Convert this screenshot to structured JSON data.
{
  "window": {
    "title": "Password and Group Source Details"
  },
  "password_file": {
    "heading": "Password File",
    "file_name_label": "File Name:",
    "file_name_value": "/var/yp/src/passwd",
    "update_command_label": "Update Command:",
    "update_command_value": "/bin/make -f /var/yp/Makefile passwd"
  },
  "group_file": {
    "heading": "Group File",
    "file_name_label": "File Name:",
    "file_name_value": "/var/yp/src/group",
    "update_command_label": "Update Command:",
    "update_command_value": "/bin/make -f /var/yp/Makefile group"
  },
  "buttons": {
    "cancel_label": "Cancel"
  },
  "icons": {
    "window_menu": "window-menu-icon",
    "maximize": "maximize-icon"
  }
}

● **GOAL**:
Repeat all of the entries exactly.

● **SOLUTION TO THIS TASK**:
Convert this screenshot to structured JSON data.
{
  "window": {
    "title": "Password and Group Source Details"
  },
  "password_file": {
    "heading": "Password File",
    "file_name_label": "File Name:",
    "file_name_value": "/var/yp/src/passwd",
    "update_command_label": "Update Command:",
    "update_command_value": "/bin/make -f /var/yp/Makefile passwd"
  },
  "group_file": {
    "heading": "Group File",
    "file_name_label": "File Name:",
    "file_name_value": "/var/yp/src/group",
    "update_command_label": "Update Command:",
    "update_command_value": "/bin/make -f /var/yp/Makefile group"
  },
  "buttons": {
    "cancel_label": "Cancel"
  },
  "icons": {
    "window_menu": "window-menu-icon",
    "maximize": "maximize-icon"
  }
}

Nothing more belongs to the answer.